▸ DATA LINES
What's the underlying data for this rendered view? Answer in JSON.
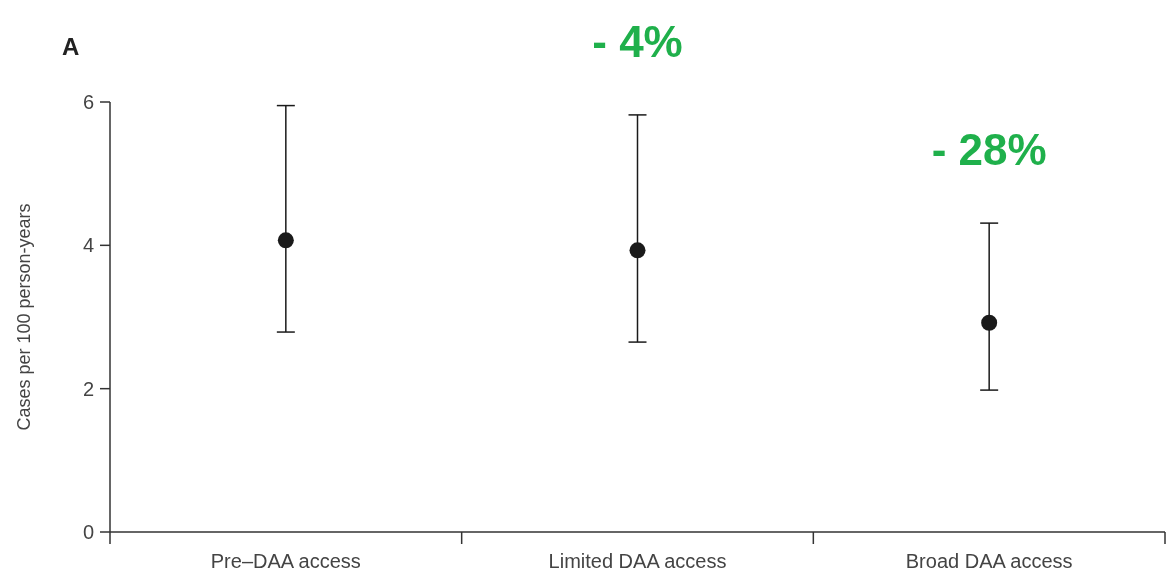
{
  "chart_data": {
    "type": "scatter",
    "title": "A",
    "ylabel": "Cases per 100 person-years",
    "categories": [
      "Pre–DAA access",
      "Limited DAA access",
      "Broad DAA access"
    ],
    "values": [
      4.07,
      3.93,
      2.92
    ],
    "errors": [
      [
        2.79,
        5.95
      ],
      [
        2.65,
        5.82
      ],
      [
        1.98,
        4.31
      ]
    ],
    "color": "#1a1a1a",
    "marker": "circle",
    "ylim": [
      0,
      6
    ],
    "yticks": [
      0,
      2,
      4,
      6
    ],
    "grid": false,
    "annotations": [
      "- 4%",
      "- 28%"
    ]
  }
}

▸ TASK STATEMENT
Every record gets retyped exactly; no picture goes into the copy.

▸ IN RESPONSE
What's the underlying data for this rendered view? Answer in JSON.
{
  "chart_data": {
    "type": "scatter",
    "title": "A",
    "ylabel": "Cases per 100 person-years",
    "categories": [
      "Pre–DAA access",
      "Limited DAA access",
      "Broad DAA access"
    ],
    "values": [
      4.07,
      3.93,
      2.92
    ],
    "errors": [
      [
        2.79,
        5.95
      ],
      [
        2.65,
        5.82
      ],
      [
        1.98,
        4.31
      ]
    ],
    "color": "#1a1a1a",
    "marker": "circle",
    "ylim": [
      0,
      6
    ],
    "yticks": [
      0,
      2,
      4,
      6
    ],
    "grid": false,
    "annotations": [
      "- 4%",
      "- 28%"
    ]
  }
}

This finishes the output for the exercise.